*Action item:*
Filter the material below so that only lines containing "elements" remain.

*Excerpted data:*
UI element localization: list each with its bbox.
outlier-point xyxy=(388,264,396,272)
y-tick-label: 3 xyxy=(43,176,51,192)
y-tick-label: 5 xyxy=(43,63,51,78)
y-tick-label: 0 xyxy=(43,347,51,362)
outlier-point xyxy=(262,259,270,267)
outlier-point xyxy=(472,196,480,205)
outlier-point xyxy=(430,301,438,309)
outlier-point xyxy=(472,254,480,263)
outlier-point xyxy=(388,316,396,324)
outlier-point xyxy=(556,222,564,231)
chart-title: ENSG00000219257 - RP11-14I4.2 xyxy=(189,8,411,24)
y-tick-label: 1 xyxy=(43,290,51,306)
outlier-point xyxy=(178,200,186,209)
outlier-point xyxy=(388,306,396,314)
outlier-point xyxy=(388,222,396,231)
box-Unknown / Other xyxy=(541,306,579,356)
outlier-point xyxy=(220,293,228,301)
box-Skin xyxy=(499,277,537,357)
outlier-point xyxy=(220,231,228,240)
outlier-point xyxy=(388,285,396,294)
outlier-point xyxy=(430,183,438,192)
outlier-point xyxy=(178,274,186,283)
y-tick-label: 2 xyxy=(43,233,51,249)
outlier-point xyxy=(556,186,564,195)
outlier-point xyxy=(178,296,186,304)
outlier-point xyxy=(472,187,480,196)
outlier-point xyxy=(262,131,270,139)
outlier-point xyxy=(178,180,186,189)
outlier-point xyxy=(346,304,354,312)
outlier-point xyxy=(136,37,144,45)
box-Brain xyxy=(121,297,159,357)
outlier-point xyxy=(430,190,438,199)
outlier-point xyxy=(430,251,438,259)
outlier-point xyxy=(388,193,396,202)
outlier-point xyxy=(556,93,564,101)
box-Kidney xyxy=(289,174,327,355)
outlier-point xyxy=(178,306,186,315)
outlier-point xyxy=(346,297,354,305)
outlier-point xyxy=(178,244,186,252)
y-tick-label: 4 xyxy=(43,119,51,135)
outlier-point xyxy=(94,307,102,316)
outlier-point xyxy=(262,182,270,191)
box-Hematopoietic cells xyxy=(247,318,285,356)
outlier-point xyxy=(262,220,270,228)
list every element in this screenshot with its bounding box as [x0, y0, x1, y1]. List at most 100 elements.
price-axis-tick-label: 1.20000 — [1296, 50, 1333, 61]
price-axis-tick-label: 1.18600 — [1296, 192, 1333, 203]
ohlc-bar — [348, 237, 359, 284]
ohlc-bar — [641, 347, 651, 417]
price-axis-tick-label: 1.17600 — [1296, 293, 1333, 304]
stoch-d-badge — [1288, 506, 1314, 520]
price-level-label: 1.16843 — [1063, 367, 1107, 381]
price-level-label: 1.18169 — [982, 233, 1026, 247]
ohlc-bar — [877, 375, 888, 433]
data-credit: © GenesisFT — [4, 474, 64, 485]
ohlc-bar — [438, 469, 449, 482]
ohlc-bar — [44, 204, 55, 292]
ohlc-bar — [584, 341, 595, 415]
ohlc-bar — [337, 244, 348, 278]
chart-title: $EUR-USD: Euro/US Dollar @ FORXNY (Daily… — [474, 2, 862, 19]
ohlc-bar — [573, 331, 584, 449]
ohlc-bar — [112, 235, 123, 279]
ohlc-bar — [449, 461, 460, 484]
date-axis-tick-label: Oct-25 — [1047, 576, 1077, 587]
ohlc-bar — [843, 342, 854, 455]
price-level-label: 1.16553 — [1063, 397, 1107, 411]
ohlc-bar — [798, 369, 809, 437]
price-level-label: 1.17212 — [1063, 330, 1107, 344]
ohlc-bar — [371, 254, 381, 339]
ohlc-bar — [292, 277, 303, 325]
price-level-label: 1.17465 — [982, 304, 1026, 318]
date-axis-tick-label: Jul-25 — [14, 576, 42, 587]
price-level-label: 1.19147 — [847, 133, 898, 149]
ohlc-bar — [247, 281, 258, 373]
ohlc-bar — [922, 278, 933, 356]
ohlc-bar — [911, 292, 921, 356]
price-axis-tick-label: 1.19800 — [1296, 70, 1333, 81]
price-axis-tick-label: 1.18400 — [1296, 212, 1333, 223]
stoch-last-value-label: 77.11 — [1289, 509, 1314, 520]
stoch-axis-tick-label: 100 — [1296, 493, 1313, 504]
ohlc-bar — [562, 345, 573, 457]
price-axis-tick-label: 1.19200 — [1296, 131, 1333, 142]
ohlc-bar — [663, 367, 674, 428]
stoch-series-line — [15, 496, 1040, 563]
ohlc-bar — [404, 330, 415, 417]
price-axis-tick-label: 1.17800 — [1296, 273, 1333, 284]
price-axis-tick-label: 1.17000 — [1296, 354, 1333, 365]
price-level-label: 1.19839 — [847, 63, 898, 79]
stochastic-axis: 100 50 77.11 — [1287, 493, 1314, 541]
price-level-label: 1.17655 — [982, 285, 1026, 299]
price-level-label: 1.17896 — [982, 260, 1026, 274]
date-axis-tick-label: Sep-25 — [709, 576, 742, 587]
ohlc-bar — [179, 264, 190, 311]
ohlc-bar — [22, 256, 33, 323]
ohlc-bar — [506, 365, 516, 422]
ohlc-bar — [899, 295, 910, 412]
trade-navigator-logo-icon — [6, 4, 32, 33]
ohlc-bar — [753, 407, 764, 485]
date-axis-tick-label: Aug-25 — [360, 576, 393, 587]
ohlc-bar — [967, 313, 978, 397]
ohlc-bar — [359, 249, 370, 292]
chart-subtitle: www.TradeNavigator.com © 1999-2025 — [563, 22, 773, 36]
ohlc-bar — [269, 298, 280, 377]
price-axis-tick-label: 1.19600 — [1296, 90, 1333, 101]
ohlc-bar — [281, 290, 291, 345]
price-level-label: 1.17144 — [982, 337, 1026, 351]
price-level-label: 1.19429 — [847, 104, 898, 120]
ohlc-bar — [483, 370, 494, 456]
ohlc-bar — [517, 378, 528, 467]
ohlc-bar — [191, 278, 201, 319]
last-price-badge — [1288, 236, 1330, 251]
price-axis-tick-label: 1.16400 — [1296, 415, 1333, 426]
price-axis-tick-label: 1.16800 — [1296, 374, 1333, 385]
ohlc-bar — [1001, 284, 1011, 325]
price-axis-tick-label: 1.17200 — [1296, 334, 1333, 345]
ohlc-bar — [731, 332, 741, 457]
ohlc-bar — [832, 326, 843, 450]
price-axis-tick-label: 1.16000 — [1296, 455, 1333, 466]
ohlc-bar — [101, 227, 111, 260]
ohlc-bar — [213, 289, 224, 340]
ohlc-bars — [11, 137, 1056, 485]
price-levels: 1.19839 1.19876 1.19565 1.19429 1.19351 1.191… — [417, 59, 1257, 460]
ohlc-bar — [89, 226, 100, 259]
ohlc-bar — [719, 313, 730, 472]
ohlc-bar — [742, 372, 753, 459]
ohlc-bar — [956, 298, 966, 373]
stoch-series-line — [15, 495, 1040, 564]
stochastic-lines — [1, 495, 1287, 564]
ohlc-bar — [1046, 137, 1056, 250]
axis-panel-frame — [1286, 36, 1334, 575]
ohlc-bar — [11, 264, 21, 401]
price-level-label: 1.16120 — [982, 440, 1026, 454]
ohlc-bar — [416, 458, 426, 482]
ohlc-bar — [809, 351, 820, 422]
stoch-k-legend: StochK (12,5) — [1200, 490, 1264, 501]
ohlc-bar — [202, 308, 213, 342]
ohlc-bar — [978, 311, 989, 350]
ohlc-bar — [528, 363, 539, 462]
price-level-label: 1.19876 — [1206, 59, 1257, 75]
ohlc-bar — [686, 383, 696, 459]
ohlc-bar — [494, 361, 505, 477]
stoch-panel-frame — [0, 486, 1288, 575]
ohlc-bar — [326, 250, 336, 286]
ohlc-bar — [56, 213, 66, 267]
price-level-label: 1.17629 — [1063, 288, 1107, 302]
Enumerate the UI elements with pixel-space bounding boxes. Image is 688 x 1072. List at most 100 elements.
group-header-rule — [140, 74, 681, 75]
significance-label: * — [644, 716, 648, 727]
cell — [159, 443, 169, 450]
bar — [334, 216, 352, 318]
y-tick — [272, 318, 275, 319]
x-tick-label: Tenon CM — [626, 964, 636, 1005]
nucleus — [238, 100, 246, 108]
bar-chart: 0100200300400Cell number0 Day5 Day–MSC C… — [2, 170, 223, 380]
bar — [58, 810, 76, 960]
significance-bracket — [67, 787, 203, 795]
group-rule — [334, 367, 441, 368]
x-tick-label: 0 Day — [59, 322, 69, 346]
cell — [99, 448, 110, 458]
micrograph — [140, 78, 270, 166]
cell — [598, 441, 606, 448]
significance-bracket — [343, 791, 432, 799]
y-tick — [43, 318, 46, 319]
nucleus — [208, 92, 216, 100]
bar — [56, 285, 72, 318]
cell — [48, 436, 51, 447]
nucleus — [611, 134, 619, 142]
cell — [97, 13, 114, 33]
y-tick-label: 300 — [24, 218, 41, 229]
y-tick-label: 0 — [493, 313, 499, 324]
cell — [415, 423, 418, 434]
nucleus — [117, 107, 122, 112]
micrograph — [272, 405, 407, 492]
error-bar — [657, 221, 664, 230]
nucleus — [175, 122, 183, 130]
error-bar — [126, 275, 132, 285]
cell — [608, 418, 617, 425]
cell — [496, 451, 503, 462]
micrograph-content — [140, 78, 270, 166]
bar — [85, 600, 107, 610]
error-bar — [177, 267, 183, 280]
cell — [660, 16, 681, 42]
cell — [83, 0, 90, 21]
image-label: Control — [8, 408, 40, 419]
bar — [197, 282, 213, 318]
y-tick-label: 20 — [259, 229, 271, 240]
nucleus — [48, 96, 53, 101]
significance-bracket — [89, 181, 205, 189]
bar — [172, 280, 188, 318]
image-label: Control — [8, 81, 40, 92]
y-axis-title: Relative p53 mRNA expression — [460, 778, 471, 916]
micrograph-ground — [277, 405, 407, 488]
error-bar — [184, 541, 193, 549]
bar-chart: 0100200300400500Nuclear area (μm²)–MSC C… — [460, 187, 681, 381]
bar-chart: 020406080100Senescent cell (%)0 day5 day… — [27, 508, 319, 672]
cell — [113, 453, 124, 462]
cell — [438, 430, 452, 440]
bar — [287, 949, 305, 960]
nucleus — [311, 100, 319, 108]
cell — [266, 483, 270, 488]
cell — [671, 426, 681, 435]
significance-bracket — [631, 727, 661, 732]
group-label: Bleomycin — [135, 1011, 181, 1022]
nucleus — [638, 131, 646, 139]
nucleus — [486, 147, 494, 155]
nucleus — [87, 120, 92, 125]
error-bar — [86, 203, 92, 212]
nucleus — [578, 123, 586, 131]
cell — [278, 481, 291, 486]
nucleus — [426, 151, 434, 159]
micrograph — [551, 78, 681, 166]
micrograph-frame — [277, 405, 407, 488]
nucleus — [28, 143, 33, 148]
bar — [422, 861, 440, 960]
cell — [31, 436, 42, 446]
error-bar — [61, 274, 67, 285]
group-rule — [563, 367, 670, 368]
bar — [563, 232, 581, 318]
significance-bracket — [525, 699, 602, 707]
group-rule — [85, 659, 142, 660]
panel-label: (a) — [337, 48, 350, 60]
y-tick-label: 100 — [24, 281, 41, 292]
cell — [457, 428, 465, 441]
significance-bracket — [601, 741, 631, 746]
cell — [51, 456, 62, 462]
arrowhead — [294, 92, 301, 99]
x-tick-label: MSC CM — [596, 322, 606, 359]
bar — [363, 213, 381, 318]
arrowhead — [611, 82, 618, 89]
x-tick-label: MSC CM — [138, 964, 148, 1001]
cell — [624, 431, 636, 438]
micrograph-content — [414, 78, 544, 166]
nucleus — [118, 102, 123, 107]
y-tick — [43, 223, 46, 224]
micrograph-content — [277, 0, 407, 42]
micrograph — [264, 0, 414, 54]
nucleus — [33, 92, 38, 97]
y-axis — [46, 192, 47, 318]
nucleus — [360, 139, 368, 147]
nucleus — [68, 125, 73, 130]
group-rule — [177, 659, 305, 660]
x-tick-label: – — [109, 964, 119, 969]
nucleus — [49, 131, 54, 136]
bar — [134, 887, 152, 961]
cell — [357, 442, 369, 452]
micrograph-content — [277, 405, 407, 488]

*Problem solution:*
list every element in this screenshot with its bounding box as [x0, y0, x1, y1]. List at most 100 elements.
Enumerate the UI elements with pixel-space bounding boxes. Image is 688 x 1072. List at most 100 elements.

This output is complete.